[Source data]
_ _ _ _
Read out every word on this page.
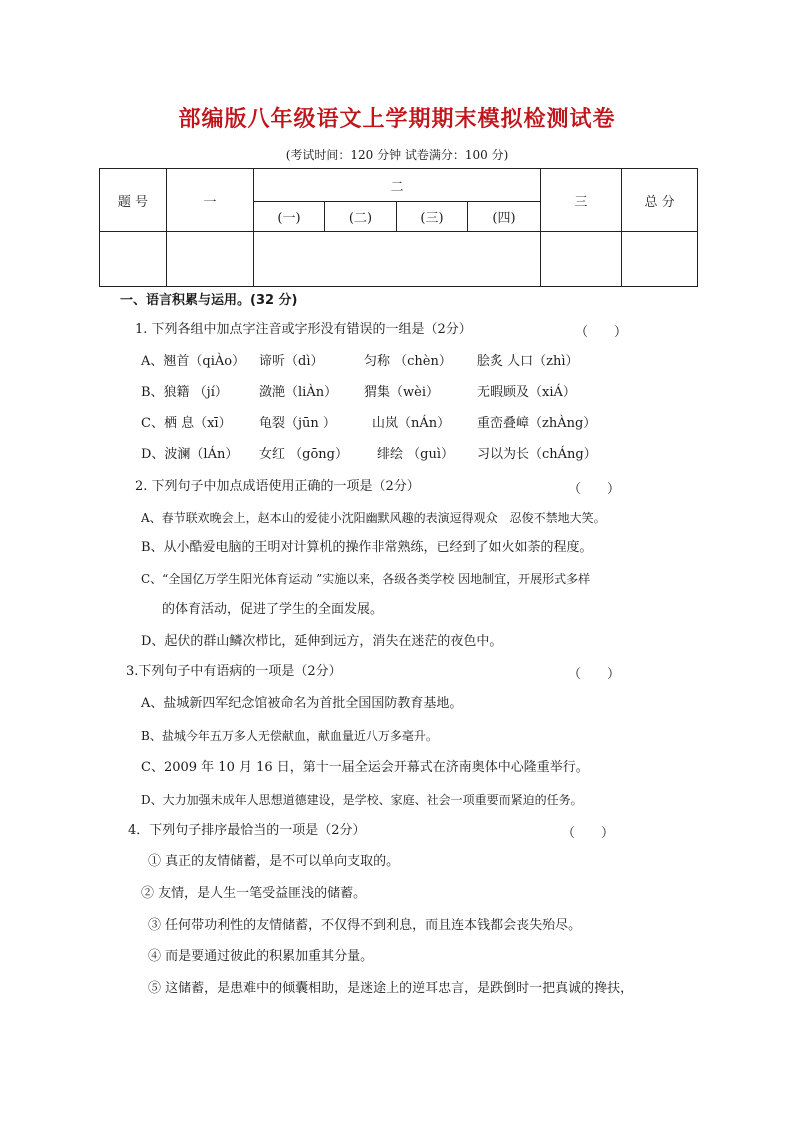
部编版八年级语文上学期期末模拟检测试卷
(考试时间：120 分钟 试卷满分：100 分)
题 号	一	二				三	总 分
		(一)	(二)	(三)	(四)		

一、语言积累与运用。(32 分)
1. 下列各组中加点字注音或字形没有错误的一组是（2分）	（　　）
A、翘首（qiÀo） 谛听（dì）	匀称 （chèn） 脍炙 人口（zhì）
B、狼籍 （jí） 潋滟（liÀn） 猬集（wèi）	无暇顾及（xiÁ）
C、栖 息（xī） 龟裂（jūn ）	山岚（nÁn） 重峦叠嶂（zhÀng）
D、波澜（lÁn） 女红 （gōng） 绯绘 （guì） 习以为长（chÁng）
2. 下列句子中加点成语使用正确的一项是（2分）	（　　）
A、春节联欢晚会上，赵本山的爱徒小沈阳幽默风趣的表演逗得观众　忍俊不禁地大笑。
B、从小酷爱电脑的王明对计算机的操作非常熟练，已经到了如火如荼的程度。
C、“全国亿万学生阳光体育运动 ”实施以来，各级各类学校 因地制宜，开展形式多样
的体育活动，促进了学生的全面发展。
D、起伏的群山鳞次栉比，延伸到远方，消失在迷茫的夜色中。
3.下列句子中有语病的一项是（2分）	（　　）
A、盐城新四军纪念馆被命名为首批全国国防教育基地。
B、盐城今年五万多人无偿献血，献血量近八万多毫升。
C、2009 年 10 月 16 日，第十一届全运会开幕式在济南奥体中心隆重举行。
D、大力加强未成年人思想道德建设，是学校、家庭、社会一项重要而紧迫的任务。
4．下列句子排序最恰当的一项是（2分）	（　　）
① 真正的友情储蓄，是不可以单向支取的。
② 友情，是人生一笔受益匪浅的储蓄。
③ 任何带功利性的友情储蓄，不仅得不到利息，而且连本钱都会丧失殆尽。
④ 而是要通过彼此的积累加重其分量。
⑤ 这储蓄，是患难中的倾囊相助，是迷途上的逆耳忠言，是跌倒时一把真诚的搀扶，
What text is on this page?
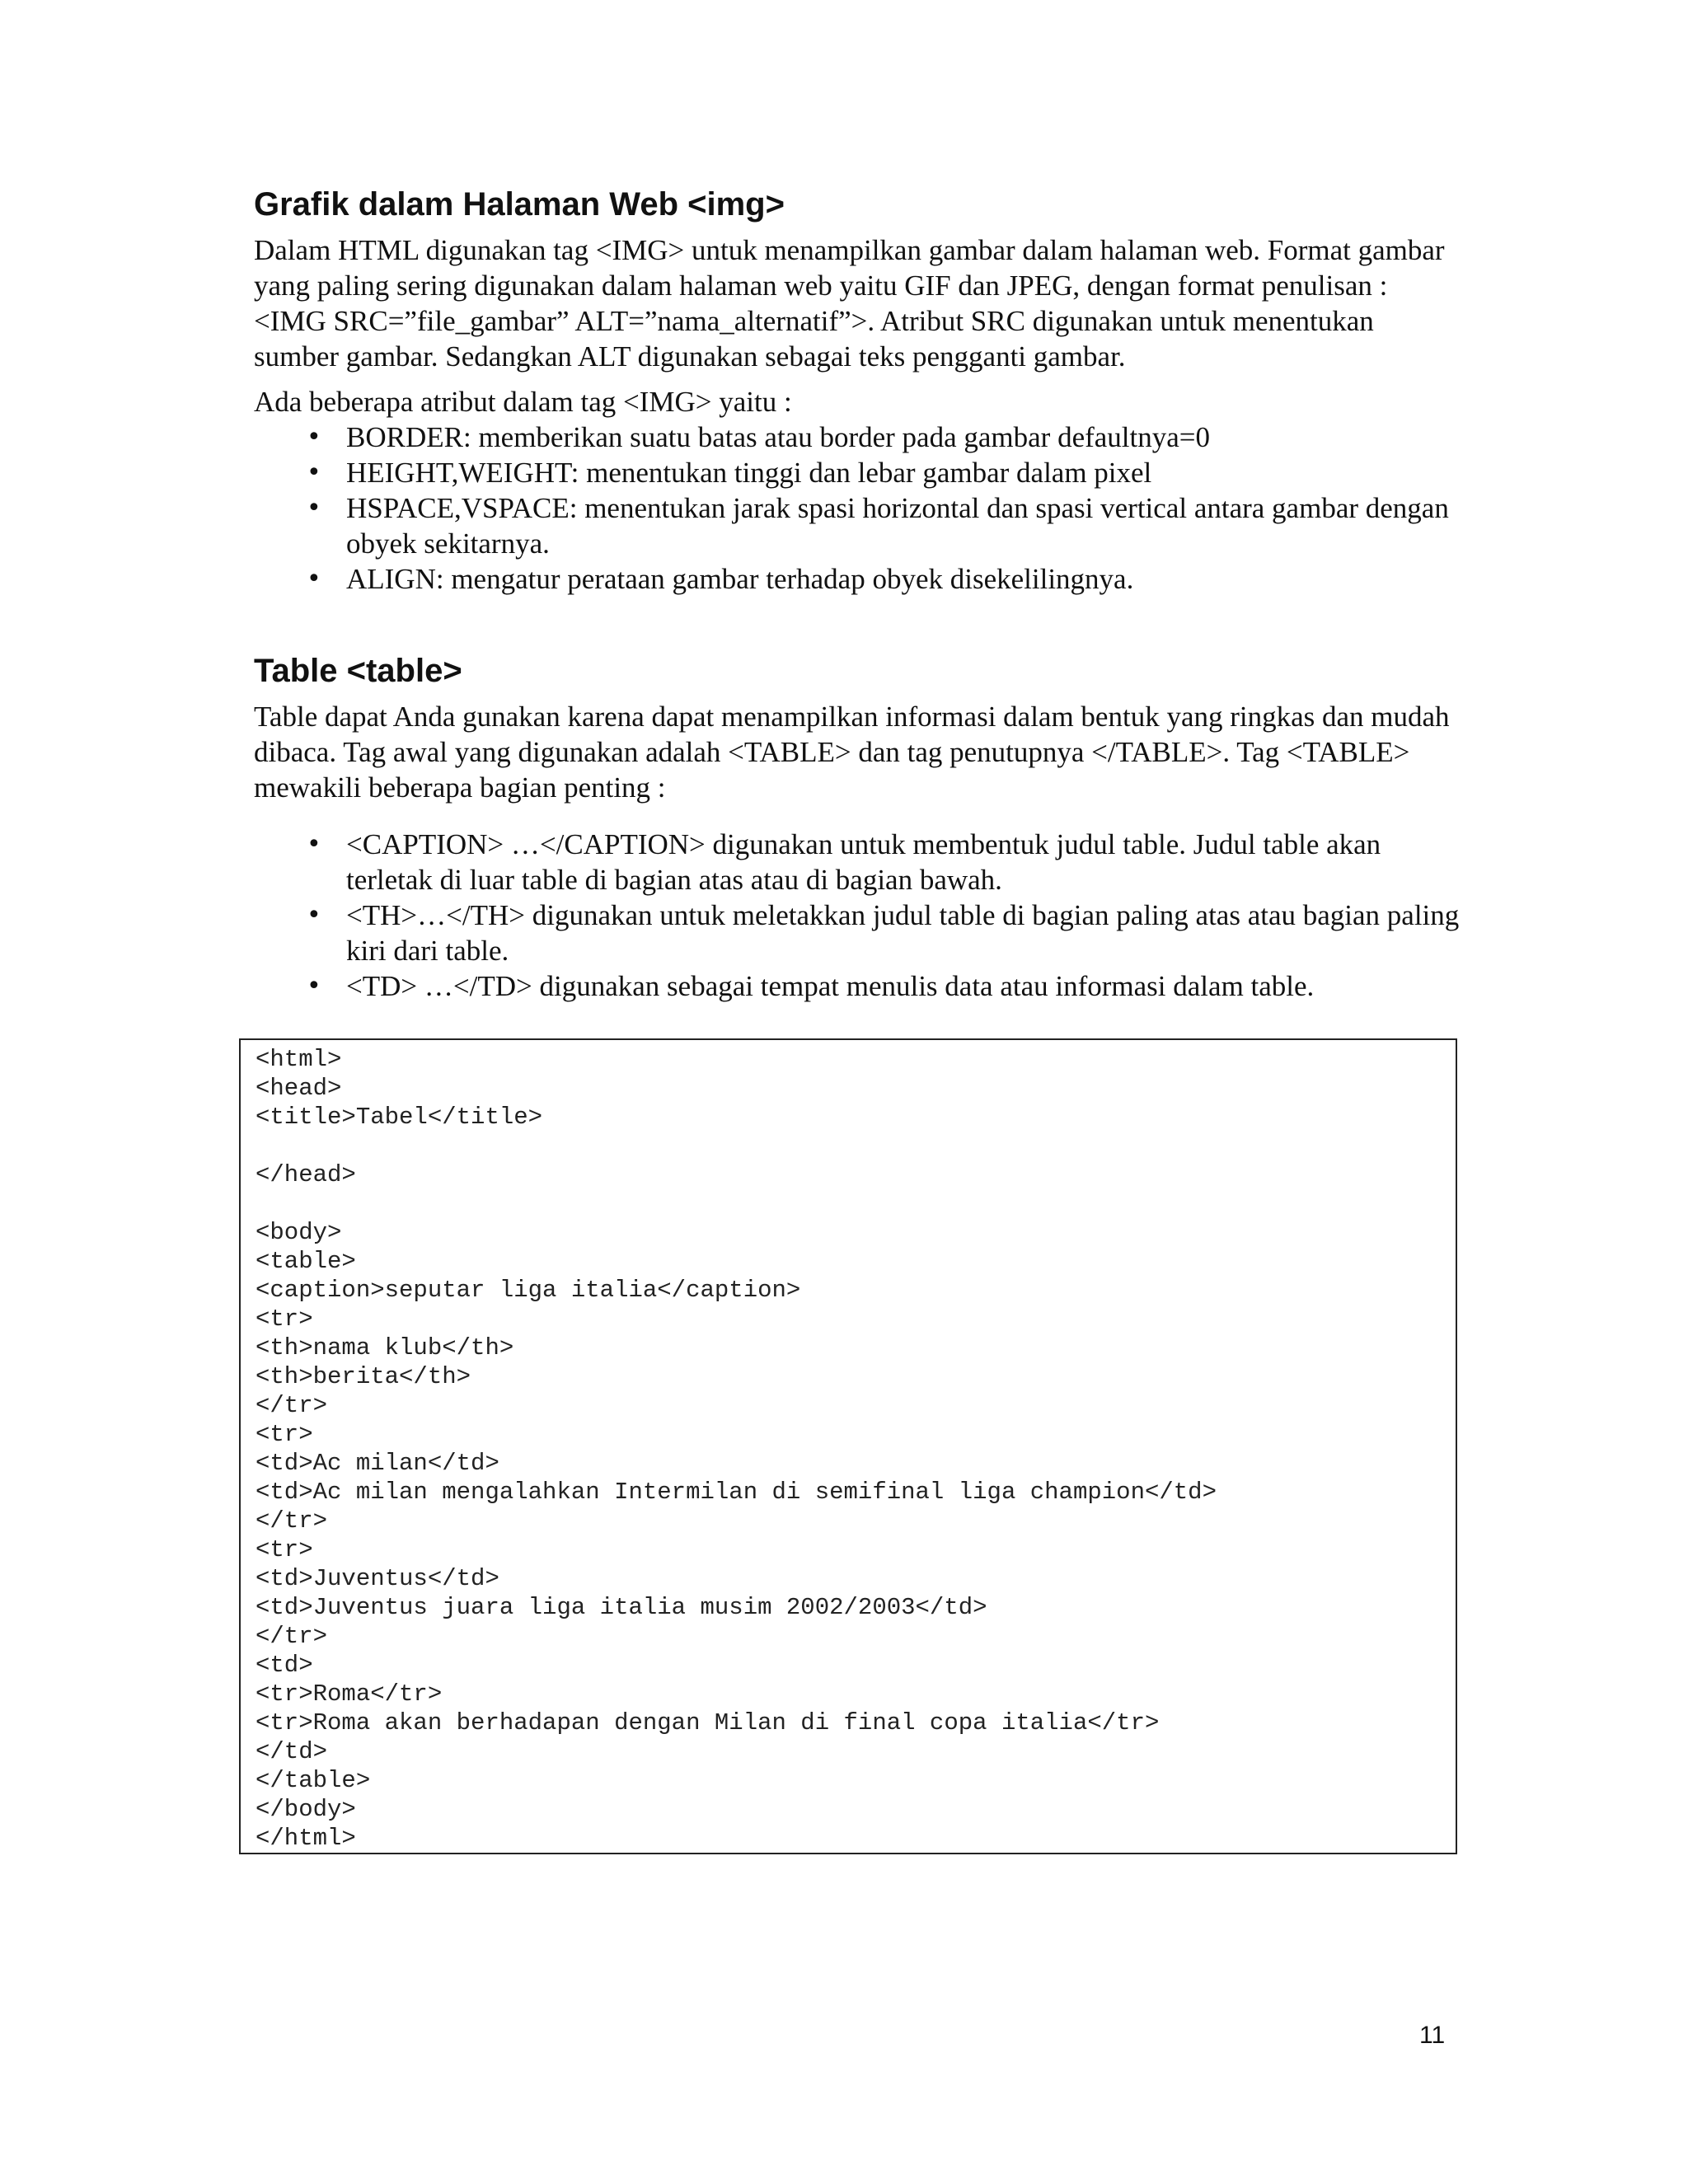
Grafik dalam Halaman Web <img>

Dalam HTML digunakan tag <IMG> untuk menampilkan gambar dalam halaman web. Format gambar yang paling sering digunakan dalam halaman web yaitu GIF dan JPEG, dengan format penulisan : <IMG SRC=”file_gambar” ALT=”nama_alternatif”>. Atribut SRC digunakan untuk menentukan sumber gambar. Sedangkan ALT digunakan sebagai teks pengganti gambar.

Ada beberapa atribut dalam tag <IMG> yaitu :

• BORDER: memberikan suatu batas atau border pada gambar defaultnya=0
• HEIGHT,WEIGHT: menentukan tinggi dan lebar gambar dalam pixel
• HSPACE,VSPACE: menentukan jarak spasi horizontal dan spasi vertical antara gambar dengan obyek sekitarnya.
• ALIGN: mengatur perataan gambar terhadap obyek disekelilingnya.
Table <table>

Table dapat Anda gunakan karena dapat menampilkan informasi dalam bentuk yang ringkas dan mudah dibaca. Tag awal yang digunakan adalah <TABLE> dan tag penutupnya </TABLE>. Tag <TABLE> mewakili beberapa bagian penting :

• <CAPTION> …</CAPTION> digunakan untuk membentuk judul table. Judul table akan terletak di luar table di bagian atas atau di bagian bawah.
• <TH>…</TH> digunakan untuk meletakkan judul table di bagian paling atas atau bagian paling kiri dari table.
• <TD> …</TD> digunakan sebagai tempat menulis data atau informasi dalam table.
<html>
<head>
<title>Tabel</title>
</head>
<body>
<table>
<caption>seputar liga italia</caption>
<tr>
<th>nama klub</th>
<th>berita</th>
</tr>
<tr>
<td>Ac milan</td>
<td>Ac milan mengalahkan Intermilan di semifinal liga champion</td>
</tr>
<tr>
<td>Juventus</td>
<td>Juventus juara liga italia musim 2002/2003</td>
</tr>
<td>
<tr>Roma</tr>
<tr>Roma akan berhadapan dengan Milan di final copa italia</tr>
</td>
</table>
</body>
</html>
11
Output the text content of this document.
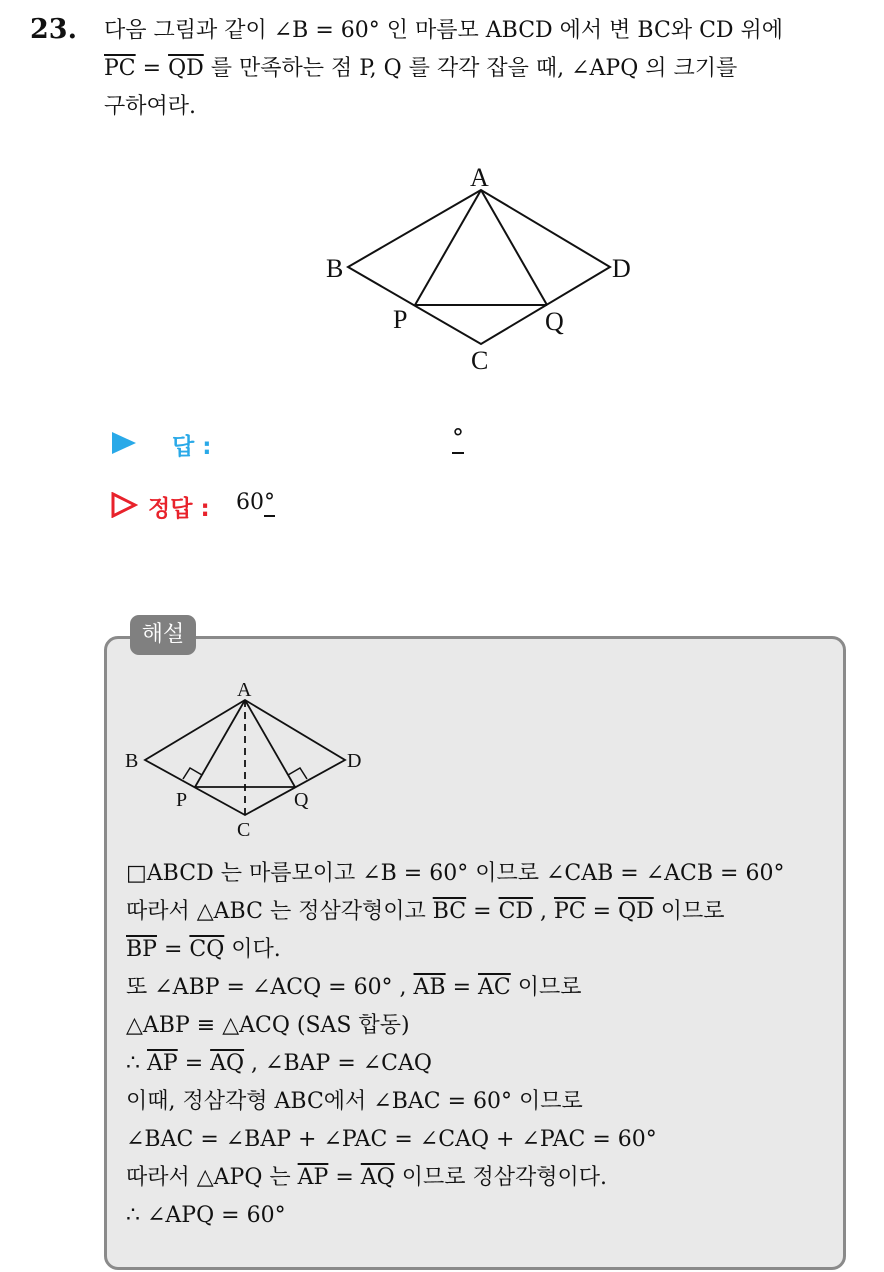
23. 다음 그림과 같이 ∠B = 60° 인 마름모 ABCD 에서 변 BC와 CD 위에
$\overline{PC} = \overline{QD}$ 를 만족하는 점 P, Q 를 각각 잡을 때, ∠APQ 의 크기를
구하여라.
A
B
C
D
P	Q
답 :	°
정답 : 60°
해설
A
B
C
D
P	Q
□ABCD 는 마름모이고 ∠B = 60° 이므로 ∠CAB = ∠ACB = 60°
따라서 △ABC 는 정삼각형이고 $\overline{BC} = \overline{CD}$ , $\overline{PC} = \overline{QD}$ 이므로
$\overline{BP} = \overline{CQ}$ 이다.
또 ∠ABP = ∠ACQ = 60° , $\overline{AB} = \overline{AC}$ 이므로
△ABP ≡ △ACQ (SAS 합동)
∴ $\overline{AP} = \overline{AQ}$ , ∠BAP = ∠CAQ
이때, 정삼각형 ABC에서 ∠BAC = 60° 이므로
∠BAC = ∠BAP + ∠PAC = ∠CAQ + ∠PAC = 60°
따라서 △APQ 는 $\overline{AP} = \overline{AQ}$ 이므로 정삼각형이다.
∴ ∠APQ = 60°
_ _ _ _
Pick out the lines containing the string "liga".

<caption>seputar liga italia</caption>
<td>Ac milan mengalahkan Intermilan di semifinal liga champion</td>
<td>Juventus juara liga italia musim 2002/2003</td>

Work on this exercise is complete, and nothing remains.